SET PROBLEM:
Reproduce, word for word, the lines in the records below from the one containing "view-cube[interactable]: 上 前" through the one containing "expand-icon[interactable]: ▸ [24, 271, 33, 279]".

Stored data
—————

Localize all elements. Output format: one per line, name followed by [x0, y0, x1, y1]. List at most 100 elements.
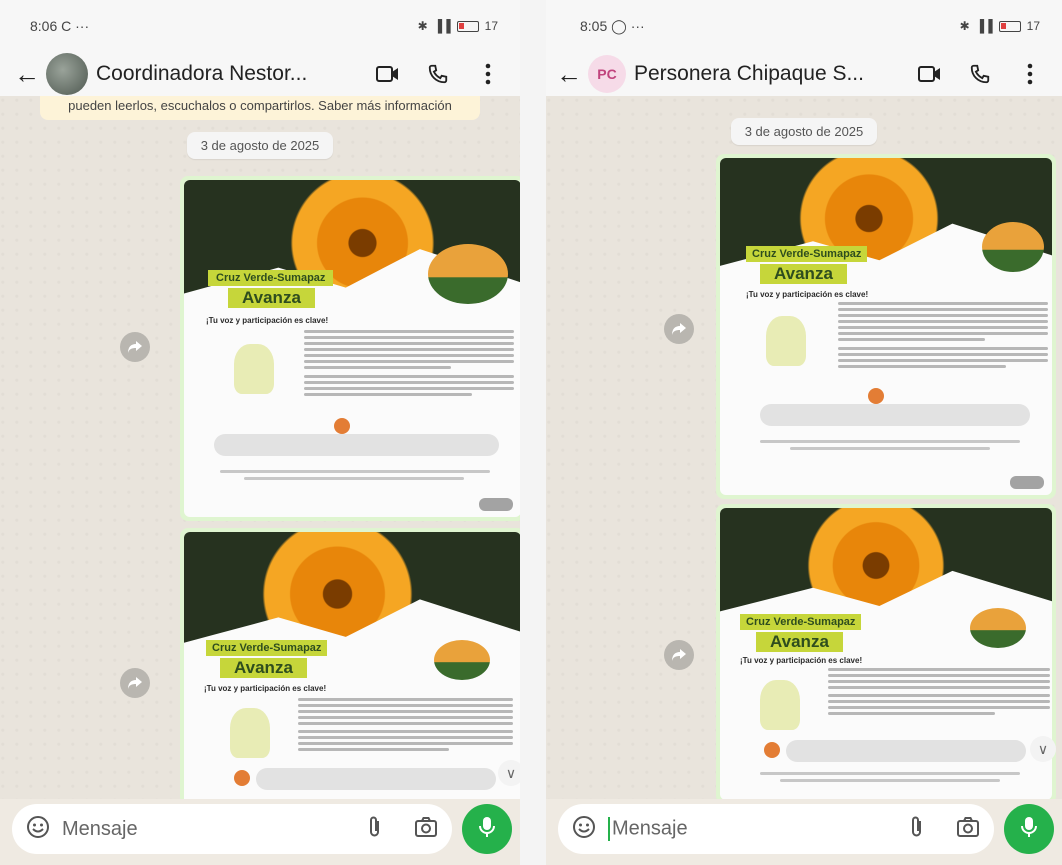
- event-details-pill: [786, 740, 1026, 762]
- plant-illustration: [234, 344, 274, 394]
- poster-image: Cruz Verde-Sumapaz Avanza ¡Tu voz y part…: [184, 532, 520, 799]
- scroll-down-button[interactable]: ∨: [498, 760, 520, 786]
- poster-body-text: [304, 330, 514, 399]
- poster-badge: Cruz Verde-Sumapaz: [740, 614, 862, 630]
- status-icons: ✱ ▐▐ 17: [960, 19, 1040, 33]
- phone-icon[interactable]: [426, 62, 450, 86]
- event-details-pill: [256, 768, 496, 790]
- poster-body-text: [298, 698, 513, 754]
- chevron-down-icon: ∨: [1037, 740, 1049, 757]
- status-time: 8:05: [580, 17, 608, 34]
- contact-name[interactable]: Coordinadora Nestor...: [96, 62, 368, 86]
- chat-area[interactable]: pueden leerlos, escuchalos o compartirlo…: [0, 96, 520, 799]
- status-extra: ···: [630, 17, 645, 34]
- battery-icon: [998, 20, 1021, 32]
- poster-heading: Avanza: [756, 632, 843, 652]
- attach-icon[interactable]: [366, 815, 384, 844]
- logo-circle: [970, 608, 1026, 648]
- plant-illustration: [760, 680, 800, 730]
- poster-heading: Avanza: [220, 658, 307, 678]
- poster-badge: Cruz Verde-Sumapaz: [746, 246, 868, 262]
- forward-icon[interactable]: [664, 640, 694, 670]
- message-input[interactable]: Mensaje: [12, 804, 452, 854]
- poster-image: Cruz Verde-Sumapaz Avanza ¡Tu voz y part…: [720, 508, 1052, 799]
- poster-body-text: [838, 302, 1048, 371]
- camera-icon[interactable]: [956, 816, 980, 843]
- battery-level: 17: [484, 19, 498, 33]
- phone-icon[interactable]: [968, 62, 992, 86]
- logo-circle: [434, 640, 490, 680]
- video-call-icon[interactable]: [376, 62, 400, 86]
- message-time: ​: [1009, 476, 1044, 489]
- calendar-icon: [764, 742, 780, 758]
- forward-icon[interactable]: [664, 314, 694, 344]
- forward-icon[interactable]: [120, 332, 150, 362]
- poster-subtitle: ¡Tu voz y participación es clave!: [740, 656, 863, 665]
- logo-circle: [428, 244, 508, 304]
- screenshot-divider: [520, 0, 546, 865]
- forward-icon[interactable]: [120, 668, 150, 698]
- message-composer: Mensaje: [546, 799, 1062, 865]
- text-cursor: [608, 817, 610, 841]
- poster-heading: Avanza: [760, 264, 847, 284]
- plant-illustration: [230, 708, 270, 758]
- date-chip: 3 de agosto de 2025: [186, 132, 334, 159]
- status-time: 8:06: [30, 18, 58, 34]
- status-extra: C ···: [61, 18, 90, 34]
- message-time: ​: [478, 498, 513, 511]
- image-message[interactable]: Cruz Verde-Sumapaz Avanza ¡Tu voz y part…: [180, 176, 520, 521]
- poster-subtitle: ¡Tu voz y participación es clave!: [746, 290, 869, 299]
- avatar[interactable]: PC: [588, 55, 626, 93]
- emoji-sticker-icon[interactable]: [572, 815, 596, 844]
- mic-icon: [1020, 815, 1038, 844]
- event-details-pill: [214, 434, 499, 456]
- whatsapp-status-icon: ◯: [611, 17, 627, 34]
- message-placeholder[interactable]: Mensaje: [62, 818, 354, 841]
- bluetooth-icon: ✱: [417, 19, 428, 33]
- video-call-icon[interactable]: [918, 62, 942, 86]
- signal-icon: ▐▐: [433, 19, 451, 33]
- message-placeholder: Mensaje: [612, 817, 688, 840]
- event-details-pill: [760, 404, 1030, 426]
- camera-icon[interactable]: [414, 816, 438, 843]
- avatar[interactable]: [46, 53, 88, 95]
- contact-name[interactable]: Personera Chipaque S...: [634, 62, 910, 86]
- menu-dots-icon[interactable]: [1018, 62, 1042, 86]
- mic-icon: [478, 815, 496, 844]
- poster-badge: Cruz Verde-Sumapaz: [208, 270, 334, 286]
- mic-button[interactable]: [1004, 804, 1054, 854]
- logo-circle: [982, 222, 1044, 272]
- bluetooth-icon: ✱: [959, 19, 970, 33]
- attach-icon[interactable]: [908, 815, 926, 844]
- menu-dots-icon[interactable]: [476, 62, 500, 86]
- chat-area[interactable]: 3 de agosto de 2025 Cruz Verde-Sumapaz A…: [546, 96, 1062, 799]
- scroll-down-button[interactable]: ∨: [1030, 736, 1056, 762]
- back-arrow-icon[interactable]: ←: [14, 59, 40, 90]
- message-input[interactable]: Mensaje: [558, 804, 994, 854]
- signal-icon: ▐▐: [975, 19, 993, 33]
- message-placeholder-wrap[interactable]: Mensaje: [608, 817, 896, 841]
- battery-level: 17: [1026, 19, 1040, 33]
- system-message: pueden leerlos, escuchalos o compartirlo…: [40, 96, 480, 120]
- calendar-icon: [868, 388, 884, 404]
- emoji-sticker-icon[interactable]: [26, 815, 50, 844]
- poster-image: Cruz Verde-Sumapaz Avanza ¡Tu voz y part…: [720, 158, 1052, 495]
- poster-subtitle: ¡Tu voz y participación es clave!: [206, 316, 329, 325]
- poster-body-text: [828, 668, 1050, 718]
- poster-heading: Avanza: [228, 288, 315, 308]
- chat-header: ← Coordinadora Nestor...: [0, 52, 520, 96]
- message-composer: Mensaje: [0, 799, 520, 865]
- back-arrow-icon[interactable]: ←: [556, 59, 582, 90]
- image-message[interactable]: Cruz Verde-Sumapaz Avanza ¡Tu voz y part…: [716, 504, 1056, 799]
- status-bar: 8:05 ◯ ··· ✱ ▐▐ 17: [546, 0, 1062, 52]
- date-chip: 3 de agosto de 2025: [730, 118, 878, 145]
- battery-icon: [456, 20, 479, 32]
- mic-button[interactable]: [462, 804, 512, 854]
- plant-illustration: [766, 316, 806, 366]
- poster-image: Cruz Verde-Sumapaz Avanza ¡Tu voz y part…: [184, 180, 520, 517]
- status-bar: 8:06 C ··· ✱ ▐▐ 17: [0, 0, 520, 52]
- status-icons: ✱ ▐▐ 17: [418, 19, 498, 33]
- calendar-icon: [334, 418, 350, 434]
- image-message[interactable]: Cruz Verde-Sumapaz Avanza ¡Tu voz y part…: [716, 154, 1056, 499]
- image-message[interactable]: Cruz Verde-Sumapaz Avanza ¡Tu voz y part…: [180, 528, 520, 799]
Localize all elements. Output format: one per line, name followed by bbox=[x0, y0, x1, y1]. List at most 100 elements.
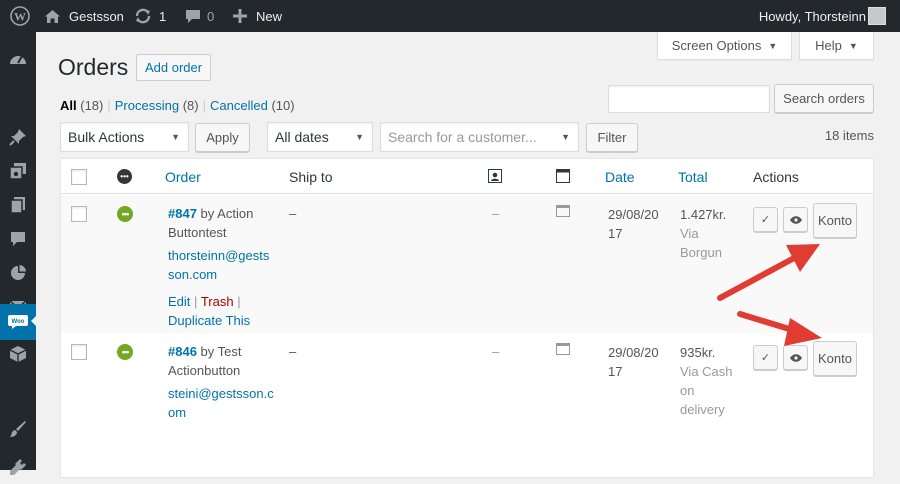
media-icon[interactable] bbox=[0, 154, 36, 188]
ship-to-value: – bbox=[289, 206, 297, 221]
wordpress-logo-icon[interactable]: W bbox=[10, 0, 30, 32]
konto-button[interactable]: Konto bbox=[813, 341, 857, 376]
chart-pie-icon[interactable] bbox=[0, 256, 36, 290]
page-title: Orders bbox=[58, 54, 129, 80]
apply-button[interactable]: Apply bbox=[195, 123, 250, 152]
order-email-link[interactable]: steini@gestsson.c om bbox=[168, 384, 278, 422]
bulk-actions-value: Bulk Actions bbox=[68, 129, 145, 145]
order-date: 29/08/20 17 bbox=[608, 207, 659, 241]
ship-to-value: – bbox=[289, 344, 297, 359]
view-cancelled[interactable]: Cancelled (10) bbox=[210, 98, 295, 113]
column-order[interactable]: Order bbox=[165, 169, 201, 185]
processing-status-icon: ••• bbox=[117, 206, 133, 222]
date-filter-select[interactable]: All dates ▼ bbox=[267, 122, 373, 152]
svg-text:Woo: Woo bbox=[12, 319, 25, 325]
filter-button[interactable]: Filter bbox=[586, 123, 638, 152]
woocommerce-icon[interactable]: Woo bbox=[0, 304, 37, 340]
comments-icon[interactable] bbox=[0, 222, 36, 256]
order-total: 1.427kr. Via Borgun bbox=[680, 207, 727, 260]
help-button[interactable]: Help ▼ bbox=[799, 32, 874, 60]
complete-order-button[interactable]: ✓ bbox=[753, 345, 778, 370]
new-label: New bbox=[256, 8, 283, 24]
new-content-link[interactable]: New bbox=[233, 0, 282, 32]
customer-search-select[interactable]: Search for a customer... ▼ bbox=[380, 122, 579, 152]
comment-bubble-icon bbox=[185, 8, 201, 24]
site-name: Gestsson bbox=[69, 8, 124, 24]
view-order-button[interactable] bbox=[783, 207, 808, 232]
updates-icon bbox=[134, 7, 152, 25]
bulk-actions-select[interactable]: Bulk Actions ▼ bbox=[60, 122, 189, 152]
select-all-checkbox[interactable] bbox=[71, 169, 87, 185]
column-date[interactable]: Date bbox=[605, 169, 635, 185]
account-menu[interactable]: Howdy, Thorsteinn bbox=[759, 0, 866, 32]
order-notes-column-icon bbox=[556, 169, 570, 186]
row-actions: Edit | Trash | Duplicate This bbox=[168, 294, 251, 328]
trash-link[interactable]: Trash bbox=[201, 294, 234, 309]
home-icon bbox=[44, 9, 61, 24]
customer-message-column-icon bbox=[488, 169, 502, 186]
complete-order-button[interactable]: ✓ bbox=[753, 207, 778, 232]
row-checkbox[interactable] bbox=[71, 344, 87, 360]
table-row: ••• #847 by Action Buttontest thorsteinn… bbox=[61, 195, 873, 333]
view-all[interactable]: All (18) bbox=[60, 98, 103, 113]
screen-options-button[interactable]: Screen Options ▼ bbox=[657, 32, 792, 60]
status-views: All (18) | Processing (8) | Cancelled (10) bbox=[60, 98, 295, 113]
updates-count: 1 bbox=[159, 8, 167, 24]
svg-text:W: W bbox=[14, 10, 26, 24]
column-total[interactable]: Total bbox=[678, 169, 708, 185]
status-column-icon[interactable]: ••• bbox=[117, 169, 132, 184]
date-filter-value: All dates bbox=[275, 129, 329, 145]
table-header: ••• Order Ship to Date Total Actions bbox=[61, 159, 873, 194]
site-name-link[interactable]: Gestsson bbox=[44, 0, 124, 32]
column-ship-to: Ship to bbox=[289, 169, 333, 185]
view-processing[interactable]: Processing (8) bbox=[115, 98, 199, 113]
konto-button[interactable]: Konto bbox=[813, 203, 857, 238]
column-actions: Actions bbox=[753, 169, 799, 185]
search-orders-input[interactable] bbox=[608, 85, 770, 113]
help-label: Help bbox=[815, 38, 842, 53]
pin-icon[interactable] bbox=[0, 120, 36, 154]
pages-icon[interactable] bbox=[0, 188, 36, 222]
order-notes-icon bbox=[556, 343, 570, 358]
caret-down-icon: ▼ bbox=[768, 40, 778, 51]
checkmark-icon: ✓ bbox=[760, 352, 771, 364]
caret-down-icon: ▼ bbox=[171, 132, 180, 142]
order-date: 29/08/20 17 bbox=[608, 345, 659, 379]
order-customer: by Test bbox=[200, 344, 242, 359]
caret-down-icon: ▼ bbox=[848, 40, 858, 51]
appearance-brush-icon[interactable] bbox=[0, 412, 36, 446]
items-count: 18 items bbox=[824, 128, 874, 143]
order-number-link[interactable]: #847 bbox=[168, 206, 197, 221]
eye-icon bbox=[789, 353, 802, 362]
order-customer-line2: Actionbutton bbox=[168, 363, 241, 378]
updates-link[interactable]: 1 bbox=[134, 0, 166, 32]
caret-down-icon: ▼ bbox=[561, 132, 570, 142]
table-row: ••• #846 by Test Actionbutton steini@ges… bbox=[61, 333, 873, 479]
comments-count: 0 bbox=[207, 8, 215, 24]
view-order-button[interactable] bbox=[783, 345, 808, 370]
order-email-link[interactable]: thorsteinn@gests son.com bbox=[168, 246, 278, 284]
duplicate-link[interactable]: Duplicate This bbox=[168, 313, 250, 328]
admin-bar: W Gestsson 1 0 New Howdy, Thorsteinn bbox=[0, 0, 900, 32]
edit-link[interactable]: Edit bbox=[168, 294, 190, 309]
orders-table: ••• Order Ship to Date Total Actions •••… bbox=[60, 158, 874, 478]
plugins-icon[interactable] bbox=[0, 450, 36, 484]
order-total: 935kr. Via Cash on delivery bbox=[680, 345, 733, 417]
order-number-link[interactable]: #846 bbox=[168, 344, 197, 359]
comments-link[interactable]: 0 bbox=[185, 0, 214, 32]
eye-icon bbox=[789, 215, 802, 224]
admin-menu: Woo bbox=[0, 32, 37, 475]
customer-search-placeholder: Search for a customer... bbox=[388, 129, 537, 145]
order-cell: #846 by Test Actionbutton steini@gestsso… bbox=[168, 342, 278, 422]
row-checkbox[interactable] bbox=[71, 206, 87, 222]
avatar[interactable] bbox=[868, 7, 886, 25]
scrollbar[interactable] bbox=[893, 32, 900, 470]
products-box-icon[interactable] bbox=[0, 337, 36, 371]
add-order-button[interactable]: Add order bbox=[136, 54, 212, 81]
customer-message-value: – bbox=[492, 344, 500, 359]
plus-icon bbox=[233, 9, 247, 23]
search-orders-button[interactable]: Search orders bbox=[774, 84, 874, 113]
dashboard-icon[interactable] bbox=[0, 43, 36, 77]
order-customer-line2: Buttontest bbox=[168, 225, 227, 240]
order-cell: #847 by Action Buttontest thorsteinn@ges… bbox=[168, 204, 278, 330]
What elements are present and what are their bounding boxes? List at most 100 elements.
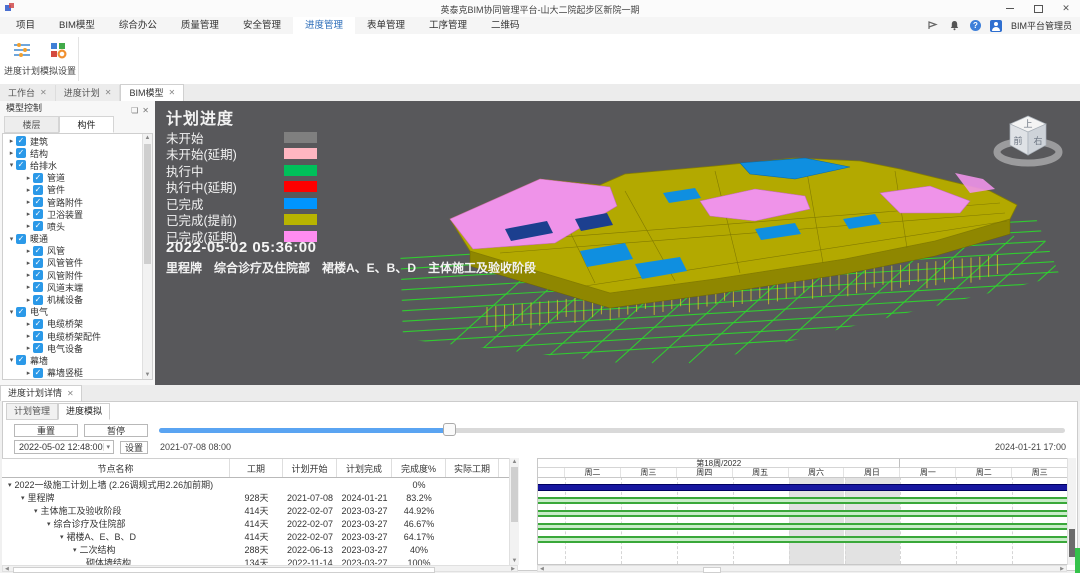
view-cube[interactable]: 上 前 右 [988, 103, 1068, 173]
avatar[interactable] [990, 20, 1002, 32]
schedule-plan-button[interactable]: 进度计划 [4, 37, 40, 81]
column-header-3[interactable]: 计划开始 [283, 459, 337, 477]
column-header-1[interactable]: 节点名称 [2, 459, 230, 477]
tree-checkbox[interactable]: ✓ [33, 270, 43, 280]
expand-icon[interactable]: ▸ [24, 247, 33, 255]
tree-scrollbar[interactable]: ▲ ▼ [142, 134, 152, 379]
expand-icon[interactable]: ▸ [24, 271, 33, 279]
tree-item[interactable]: ▸✓管件 [3, 184, 142, 196]
float-panel-icon[interactable]: ❏ [131, 103, 138, 118]
collapse-icon[interactable]: ▾ [7, 161, 16, 169]
doc-tab-1[interactable]: 工作台✕ [0, 85, 56, 101]
reset-button[interactable]: 重置 [14, 424, 78, 437]
expand-icon[interactable]: ▸ [24, 174, 33, 182]
model-tab-1[interactable]: 楼层 [4, 116, 59, 133]
expand-icon[interactable]: ▸ [24, 344, 33, 352]
expand-icon[interactable]: ▸ [7, 137, 16, 145]
tree-item[interactable]: ▸✓管道 [3, 172, 142, 184]
tree-item[interactable]: ▸✓机械设备 [3, 293, 142, 305]
sub-tab-1[interactable]: 计划管理 [6, 403, 58, 420]
column-header-2[interactable]: 工期 [230, 459, 283, 477]
tree-checkbox[interactable]: ✓ [16, 307, 26, 317]
tab-schedule-detail[interactable]: 进度计划详情 ✕ [0, 385, 82, 401]
expand-icon[interactable]: ▸ [7, 149, 16, 157]
model-tab-2[interactable]: 构件 [59, 116, 114, 133]
tree-checkbox[interactable]: ✓ [33, 331, 43, 341]
time-slider[interactable] [159, 428, 1065, 433]
expand-icon[interactable]: ▸ [24, 210, 33, 218]
doc-tab-2[interactable]: 进度计划✕ [56, 85, 121, 101]
tree-item[interactable]: ▸✓电缆桥架 [3, 318, 142, 330]
tree-item[interactable]: ▸✓风管 [3, 245, 142, 257]
menu-item-2[interactable]: BIM模型 [47, 17, 107, 34]
expand-icon[interactable]: ▸ [24, 332, 33, 340]
pause-button[interactable]: 暂停 [84, 424, 148, 437]
tab-close-icon[interactable]: ✕ [67, 386, 74, 401]
tree-item[interactable]: ▸✓管路附件 [3, 196, 142, 208]
tree-item[interactable]: ▸✓结构 [3, 147, 142, 159]
tab-close-icon[interactable]: ✕ [168, 85, 175, 101]
collapse-icon[interactable]: ▾ [60, 533, 64, 541]
tree-item[interactable]: ▸✓风管附件 [3, 269, 142, 281]
expand-icon[interactable]: ▸ [24, 186, 33, 194]
menu-item-6[interactable]: 进度管理 [293, 17, 355, 34]
tree-checkbox[interactable]: ✓ [33, 246, 43, 256]
tree-item[interactable]: ▸✓幕墙竖梃 [3, 367, 142, 379]
tree-checkbox[interactable]: ✓ [16, 355, 26, 365]
collapse-icon[interactable]: ▾ [7, 308, 16, 316]
tree-checkbox[interactable]: ✓ [33, 185, 43, 195]
tree-checkbox[interactable]: ✓ [33, 368, 43, 378]
bell-icon[interactable] [949, 20, 961, 32]
expand-icon[interactable]: ▸ [24, 198, 33, 206]
table-row[interactable]: ▾里程牌928天2021-07-082024-01-2183.2% [2, 491, 518, 504]
tree-item[interactable]: ▸✓喷头 [3, 220, 142, 232]
table-row[interactable]: ▾裙楼A、E、B、D414天2022-02-072023-03-2764.17% [2, 530, 518, 543]
expand-icon[interactable]: ▸ [24, 296, 33, 304]
gantt-hscrollbar[interactable]: ◀ ▶ [537, 565, 1067, 572]
collapse-icon[interactable]: ▾ [73, 546, 77, 554]
collapse-icon[interactable]: ▾ [7, 235, 16, 243]
menu-item-3[interactable]: 综合办公 [107, 17, 169, 34]
tree-checkbox[interactable]: ✓ [33, 221, 43, 231]
tree-item[interactable]: ▸✓风管管件 [3, 257, 142, 269]
expand-icon[interactable]: ▸ [24, 283, 33, 291]
tree-checkbox[interactable]: ✓ [33, 197, 43, 207]
minimize-icon[interactable] [1004, 3, 1016, 15]
collapse-icon[interactable]: ▾ [8, 481, 12, 489]
table-row[interactable]: ▾综合诊疗及住院部414天2022-02-072023-03-2746.67% [2, 517, 518, 530]
tab-close-icon[interactable]: ✕ [105, 85, 112, 101]
expand-icon[interactable]: ▸ [24, 369, 33, 377]
doc-tab-3[interactable]: BIM模型✕ [120, 84, 184, 101]
tree-checkbox[interactable]: ✓ [33, 343, 43, 353]
table-row[interactable]: ▾二次结构288天2022-06-132023-03-2740% [2, 543, 518, 556]
tree-item[interactable]: ▸✓建筑 [3, 135, 142, 147]
expand-icon[interactable]: ▸ [24, 320, 33, 328]
tree-checkbox[interactable]: ✓ [33, 319, 43, 329]
menu-item-7[interactable]: 表单管理 [355, 17, 417, 34]
expand-icon[interactable]: ▸ [24, 259, 33, 267]
table-scrollbar[interactable]: ▲▼ [509, 458, 519, 565]
tree-item[interactable]: ▾✓幕墙 [3, 354, 142, 366]
collapse-icon[interactable]: ▾ [47, 520, 51, 528]
column-header-4[interactable]: 计划完成 [337, 459, 392, 477]
help-icon[interactable]: ? [970, 20, 981, 31]
datetime-select[interactable]: 2022-05-02 12:48:00 ▾ [14, 440, 114, 454]
tree-checkbox[interactable]: ✓ [33, 173, 43, 183]
tree-checkbox[interactable]: ✓ [33, 209, 43, 219]
column-header-5[interactable]: 完成度% [392, 459, 446, 477]
close-panel-icon[interactable]: ✕ [142, 103, 149, 118]
tree-checkbox[interactable]: ✓ [33, 282, 43, 292]
table-row[interactable]: ▾2022一级施工计划上墙 (2.26调规式用2.26加前期)0% [2, 478, 518, 491]
settings-button[interactable]: 设置 [120, 441, 148, 454]
tree-checkbox[interactable]: ✓ [16, 148, 26, 158]
close-icon[interactable]: ✕ [1060, 3, 1072, 15]
announcement-icon[interactable] [928, 20, 940, 32]
collapse-icon[interactable]: ▾ [34, 507, 38, 515]
table-hscrollbar[interactable]: ◀ ▶ [2, 565, 518, 572]
tree-checkbox[interactable]: ✓ [16, 136, 26, 146]
tree-item[interactable]: ▸✓卫浴装置 [3, 208, 142, 220]
tree-checkbox[interactable]: ✓ [33, 258, 43, 268]
viewport-3d[interactable]: 计划进度 未开始未开始(延期)执行中执行中(延期)已完成已完成(提前)已完成(延… [155, 101, 1080, 385]
time-slider-handle[interactable] [443, 423, 456, 436]
menu-item-4[interactable]: 质量管理 [169, 17, 231, 34]
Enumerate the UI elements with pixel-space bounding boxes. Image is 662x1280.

—————

WRITTEN ANSWER:
view-cube[interactable]: 上 前 右 [988, 103, 1068, 173]
avatar[interactable] [990, 20, 1002, 32]
schedule-plan-button[interactable]: 进度计划 [4, 37, 40, 81]
column-header-3[interactable]: 计划开始 [283, 459, 337, 477]
column-header-1[interactable]: 节点名称 [2, 459, 230, 477]
tree-checkbox[interactable]: ✓ [33, 270, 43, 280]
expand-icon[interactable]: ▸ [24, 247, 33, 255]
tree-scrollbar[interactable]: ▲ ▼ [142, 134, 152, 379]
expand-icon[interactable]: ▸ [24, 271, 33, 279]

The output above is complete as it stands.